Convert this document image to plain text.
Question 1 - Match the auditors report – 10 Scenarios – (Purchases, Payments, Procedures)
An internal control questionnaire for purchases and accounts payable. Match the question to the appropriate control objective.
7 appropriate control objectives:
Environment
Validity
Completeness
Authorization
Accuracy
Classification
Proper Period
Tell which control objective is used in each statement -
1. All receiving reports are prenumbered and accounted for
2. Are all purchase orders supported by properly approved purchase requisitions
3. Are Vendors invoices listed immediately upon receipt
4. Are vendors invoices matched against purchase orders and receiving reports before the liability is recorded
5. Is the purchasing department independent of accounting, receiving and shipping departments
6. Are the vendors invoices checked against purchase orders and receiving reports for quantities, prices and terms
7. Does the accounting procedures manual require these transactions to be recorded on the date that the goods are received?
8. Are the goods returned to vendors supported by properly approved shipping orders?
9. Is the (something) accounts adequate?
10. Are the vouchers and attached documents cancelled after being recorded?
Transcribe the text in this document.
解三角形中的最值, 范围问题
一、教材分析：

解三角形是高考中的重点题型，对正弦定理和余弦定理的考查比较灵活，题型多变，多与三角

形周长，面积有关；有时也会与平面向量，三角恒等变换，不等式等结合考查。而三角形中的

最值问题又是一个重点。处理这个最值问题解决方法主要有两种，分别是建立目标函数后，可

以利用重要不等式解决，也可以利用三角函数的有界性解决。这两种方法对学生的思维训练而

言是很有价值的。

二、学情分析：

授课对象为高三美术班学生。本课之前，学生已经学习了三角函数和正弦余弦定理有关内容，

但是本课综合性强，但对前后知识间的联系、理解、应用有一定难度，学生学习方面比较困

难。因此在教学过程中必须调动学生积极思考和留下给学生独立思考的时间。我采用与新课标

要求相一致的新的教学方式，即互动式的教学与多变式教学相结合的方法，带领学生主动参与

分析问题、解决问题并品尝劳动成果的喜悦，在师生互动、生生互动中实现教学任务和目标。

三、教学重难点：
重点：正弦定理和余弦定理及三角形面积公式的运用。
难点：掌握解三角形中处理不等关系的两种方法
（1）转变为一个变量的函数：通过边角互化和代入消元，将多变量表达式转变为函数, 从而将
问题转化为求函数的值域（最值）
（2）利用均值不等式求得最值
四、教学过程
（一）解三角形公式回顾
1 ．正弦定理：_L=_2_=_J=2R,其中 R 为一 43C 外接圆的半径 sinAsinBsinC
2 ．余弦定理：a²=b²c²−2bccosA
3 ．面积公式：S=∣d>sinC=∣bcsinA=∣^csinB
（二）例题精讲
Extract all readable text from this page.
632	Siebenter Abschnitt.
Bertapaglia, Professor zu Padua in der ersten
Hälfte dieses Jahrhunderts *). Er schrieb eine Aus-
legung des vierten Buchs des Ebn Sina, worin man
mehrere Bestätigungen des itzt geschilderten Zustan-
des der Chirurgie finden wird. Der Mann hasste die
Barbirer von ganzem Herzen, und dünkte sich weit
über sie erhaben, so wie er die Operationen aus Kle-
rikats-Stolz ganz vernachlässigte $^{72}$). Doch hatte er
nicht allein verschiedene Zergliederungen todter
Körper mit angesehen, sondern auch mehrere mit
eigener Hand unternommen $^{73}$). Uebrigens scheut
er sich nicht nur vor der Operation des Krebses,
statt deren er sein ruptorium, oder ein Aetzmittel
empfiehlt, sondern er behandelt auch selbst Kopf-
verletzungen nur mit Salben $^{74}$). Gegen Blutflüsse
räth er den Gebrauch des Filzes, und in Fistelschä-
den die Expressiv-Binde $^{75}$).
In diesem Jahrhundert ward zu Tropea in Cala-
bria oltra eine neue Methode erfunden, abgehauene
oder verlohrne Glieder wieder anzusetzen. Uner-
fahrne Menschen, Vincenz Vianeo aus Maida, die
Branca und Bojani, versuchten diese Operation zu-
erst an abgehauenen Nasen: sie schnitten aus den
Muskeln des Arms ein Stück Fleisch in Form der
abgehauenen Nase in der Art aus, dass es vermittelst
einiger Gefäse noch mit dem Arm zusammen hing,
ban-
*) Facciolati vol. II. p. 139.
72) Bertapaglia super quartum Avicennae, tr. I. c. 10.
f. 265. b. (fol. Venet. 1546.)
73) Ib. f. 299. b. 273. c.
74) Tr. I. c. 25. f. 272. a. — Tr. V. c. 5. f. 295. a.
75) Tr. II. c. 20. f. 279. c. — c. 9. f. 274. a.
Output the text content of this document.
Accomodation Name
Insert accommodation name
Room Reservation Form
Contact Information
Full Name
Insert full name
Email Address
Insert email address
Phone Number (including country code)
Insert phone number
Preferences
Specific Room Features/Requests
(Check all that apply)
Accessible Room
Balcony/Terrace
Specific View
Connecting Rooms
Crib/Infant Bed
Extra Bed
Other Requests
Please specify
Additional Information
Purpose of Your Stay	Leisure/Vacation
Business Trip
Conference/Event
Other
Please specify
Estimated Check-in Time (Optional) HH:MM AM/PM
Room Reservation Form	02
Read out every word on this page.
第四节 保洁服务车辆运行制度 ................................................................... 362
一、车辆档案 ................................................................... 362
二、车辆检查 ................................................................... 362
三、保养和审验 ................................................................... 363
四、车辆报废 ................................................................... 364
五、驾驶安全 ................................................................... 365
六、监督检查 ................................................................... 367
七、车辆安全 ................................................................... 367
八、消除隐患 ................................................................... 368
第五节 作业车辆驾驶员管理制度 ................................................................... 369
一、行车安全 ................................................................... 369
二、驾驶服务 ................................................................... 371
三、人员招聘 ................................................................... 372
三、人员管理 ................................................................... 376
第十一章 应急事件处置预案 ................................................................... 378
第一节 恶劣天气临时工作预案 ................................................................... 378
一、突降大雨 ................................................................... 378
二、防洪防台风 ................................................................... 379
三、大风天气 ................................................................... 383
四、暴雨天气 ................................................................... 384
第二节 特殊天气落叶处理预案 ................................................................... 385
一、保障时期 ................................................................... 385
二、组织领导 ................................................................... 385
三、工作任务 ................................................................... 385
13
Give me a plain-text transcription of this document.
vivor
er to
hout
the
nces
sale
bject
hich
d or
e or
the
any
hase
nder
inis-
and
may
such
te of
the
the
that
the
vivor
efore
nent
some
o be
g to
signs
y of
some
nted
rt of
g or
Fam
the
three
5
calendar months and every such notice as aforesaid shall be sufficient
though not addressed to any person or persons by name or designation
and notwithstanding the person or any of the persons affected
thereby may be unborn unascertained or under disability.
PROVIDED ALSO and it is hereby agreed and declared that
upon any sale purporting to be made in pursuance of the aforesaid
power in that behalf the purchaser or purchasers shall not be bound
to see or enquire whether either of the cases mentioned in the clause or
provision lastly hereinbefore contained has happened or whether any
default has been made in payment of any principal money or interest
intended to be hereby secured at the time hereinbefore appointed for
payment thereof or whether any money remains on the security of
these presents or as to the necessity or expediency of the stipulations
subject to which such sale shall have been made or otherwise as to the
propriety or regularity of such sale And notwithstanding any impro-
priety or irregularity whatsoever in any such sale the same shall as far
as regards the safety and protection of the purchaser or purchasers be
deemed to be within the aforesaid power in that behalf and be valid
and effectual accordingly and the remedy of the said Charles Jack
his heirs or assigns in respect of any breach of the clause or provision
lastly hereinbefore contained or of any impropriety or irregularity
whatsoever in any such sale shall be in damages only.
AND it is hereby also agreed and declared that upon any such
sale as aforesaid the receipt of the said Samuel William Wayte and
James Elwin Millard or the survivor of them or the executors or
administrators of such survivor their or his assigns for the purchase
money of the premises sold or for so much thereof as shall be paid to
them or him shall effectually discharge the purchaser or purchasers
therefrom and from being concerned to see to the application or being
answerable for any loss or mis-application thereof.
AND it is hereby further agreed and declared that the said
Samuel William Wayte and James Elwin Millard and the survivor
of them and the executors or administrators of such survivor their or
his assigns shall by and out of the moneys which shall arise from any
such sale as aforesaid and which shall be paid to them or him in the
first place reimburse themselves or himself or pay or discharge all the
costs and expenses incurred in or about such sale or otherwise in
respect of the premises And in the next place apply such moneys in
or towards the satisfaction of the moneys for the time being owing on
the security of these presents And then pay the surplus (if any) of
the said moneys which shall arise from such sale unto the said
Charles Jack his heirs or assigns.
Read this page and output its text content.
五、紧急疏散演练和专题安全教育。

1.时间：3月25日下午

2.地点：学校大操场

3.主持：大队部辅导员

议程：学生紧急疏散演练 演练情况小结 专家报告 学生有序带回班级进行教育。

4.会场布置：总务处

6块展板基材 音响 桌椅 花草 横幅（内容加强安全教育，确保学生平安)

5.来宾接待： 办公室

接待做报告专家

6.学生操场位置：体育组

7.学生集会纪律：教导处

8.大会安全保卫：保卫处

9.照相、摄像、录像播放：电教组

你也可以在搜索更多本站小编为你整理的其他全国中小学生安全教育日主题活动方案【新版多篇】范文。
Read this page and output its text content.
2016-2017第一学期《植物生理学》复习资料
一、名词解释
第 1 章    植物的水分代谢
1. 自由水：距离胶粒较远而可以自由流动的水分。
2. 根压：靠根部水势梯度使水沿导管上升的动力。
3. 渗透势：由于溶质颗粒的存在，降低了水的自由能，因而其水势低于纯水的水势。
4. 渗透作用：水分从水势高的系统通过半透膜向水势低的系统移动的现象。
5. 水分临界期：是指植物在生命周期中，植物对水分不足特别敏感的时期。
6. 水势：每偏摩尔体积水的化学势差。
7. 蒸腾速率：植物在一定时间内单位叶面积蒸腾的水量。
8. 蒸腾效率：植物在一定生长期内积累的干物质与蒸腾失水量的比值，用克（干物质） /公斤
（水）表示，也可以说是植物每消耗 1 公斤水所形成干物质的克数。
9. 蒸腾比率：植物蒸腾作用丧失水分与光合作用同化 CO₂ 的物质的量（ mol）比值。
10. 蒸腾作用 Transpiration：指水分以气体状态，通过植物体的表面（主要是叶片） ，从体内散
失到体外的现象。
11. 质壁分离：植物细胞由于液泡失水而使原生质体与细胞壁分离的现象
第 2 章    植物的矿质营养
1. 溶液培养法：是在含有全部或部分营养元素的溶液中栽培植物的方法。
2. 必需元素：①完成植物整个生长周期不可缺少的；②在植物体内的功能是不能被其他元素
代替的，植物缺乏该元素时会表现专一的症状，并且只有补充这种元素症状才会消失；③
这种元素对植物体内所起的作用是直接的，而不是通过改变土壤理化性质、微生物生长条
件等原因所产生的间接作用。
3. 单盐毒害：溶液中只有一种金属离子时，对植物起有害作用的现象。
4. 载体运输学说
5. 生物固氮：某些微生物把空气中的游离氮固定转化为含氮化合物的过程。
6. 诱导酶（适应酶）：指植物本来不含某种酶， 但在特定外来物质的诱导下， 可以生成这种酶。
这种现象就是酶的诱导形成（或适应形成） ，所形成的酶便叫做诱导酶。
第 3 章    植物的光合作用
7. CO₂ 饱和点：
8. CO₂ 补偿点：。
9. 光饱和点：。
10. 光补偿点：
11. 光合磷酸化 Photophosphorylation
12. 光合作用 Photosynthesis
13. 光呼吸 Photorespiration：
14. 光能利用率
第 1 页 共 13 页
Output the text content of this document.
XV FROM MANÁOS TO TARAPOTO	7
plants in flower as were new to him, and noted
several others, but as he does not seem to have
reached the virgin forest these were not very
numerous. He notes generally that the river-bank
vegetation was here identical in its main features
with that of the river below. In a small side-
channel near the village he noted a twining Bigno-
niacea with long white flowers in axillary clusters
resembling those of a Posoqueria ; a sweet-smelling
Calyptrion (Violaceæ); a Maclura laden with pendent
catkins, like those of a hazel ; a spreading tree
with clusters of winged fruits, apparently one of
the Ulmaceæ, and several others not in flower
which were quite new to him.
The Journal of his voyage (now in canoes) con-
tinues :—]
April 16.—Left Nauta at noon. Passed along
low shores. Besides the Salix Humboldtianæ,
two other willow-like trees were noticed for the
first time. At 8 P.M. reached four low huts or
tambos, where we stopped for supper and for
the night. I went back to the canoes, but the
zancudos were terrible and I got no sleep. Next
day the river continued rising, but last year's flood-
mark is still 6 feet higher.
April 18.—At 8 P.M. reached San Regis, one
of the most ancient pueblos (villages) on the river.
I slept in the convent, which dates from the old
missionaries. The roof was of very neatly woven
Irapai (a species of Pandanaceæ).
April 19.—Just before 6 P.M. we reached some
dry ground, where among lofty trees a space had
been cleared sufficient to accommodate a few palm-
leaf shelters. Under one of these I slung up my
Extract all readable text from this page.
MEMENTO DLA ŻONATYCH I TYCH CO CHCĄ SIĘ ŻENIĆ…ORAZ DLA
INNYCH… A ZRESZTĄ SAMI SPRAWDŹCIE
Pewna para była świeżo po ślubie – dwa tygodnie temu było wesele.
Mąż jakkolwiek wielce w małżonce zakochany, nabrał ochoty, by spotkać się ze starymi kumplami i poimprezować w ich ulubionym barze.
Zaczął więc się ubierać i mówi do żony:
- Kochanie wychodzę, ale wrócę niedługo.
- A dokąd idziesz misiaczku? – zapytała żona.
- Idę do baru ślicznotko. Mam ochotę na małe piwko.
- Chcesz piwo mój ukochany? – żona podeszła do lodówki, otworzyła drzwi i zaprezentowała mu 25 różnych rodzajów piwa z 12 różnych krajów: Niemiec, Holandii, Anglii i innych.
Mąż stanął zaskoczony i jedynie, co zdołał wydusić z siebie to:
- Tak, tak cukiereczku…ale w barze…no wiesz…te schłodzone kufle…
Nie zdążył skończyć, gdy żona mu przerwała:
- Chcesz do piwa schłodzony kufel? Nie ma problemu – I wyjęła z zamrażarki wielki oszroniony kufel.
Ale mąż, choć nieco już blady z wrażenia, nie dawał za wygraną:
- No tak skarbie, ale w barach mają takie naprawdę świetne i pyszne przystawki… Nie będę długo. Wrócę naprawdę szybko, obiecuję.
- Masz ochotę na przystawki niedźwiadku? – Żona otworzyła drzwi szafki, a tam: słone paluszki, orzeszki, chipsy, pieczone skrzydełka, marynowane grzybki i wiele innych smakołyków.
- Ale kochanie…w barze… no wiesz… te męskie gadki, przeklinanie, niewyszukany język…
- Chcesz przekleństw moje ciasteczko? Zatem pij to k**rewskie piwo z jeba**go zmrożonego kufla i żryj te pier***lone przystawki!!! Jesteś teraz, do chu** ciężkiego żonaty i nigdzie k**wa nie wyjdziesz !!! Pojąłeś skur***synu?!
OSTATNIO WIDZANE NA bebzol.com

────────────────────

▶ SET PROBLEM: List the lines of the records where "April" occurs.

▶ WRITTEN ANSWER:
April 16.—Left Nauta at noon. Passed along
April 18.—At 8 P.M. reached San Regis, one
April 19.—Just before 6 P.M. we reached some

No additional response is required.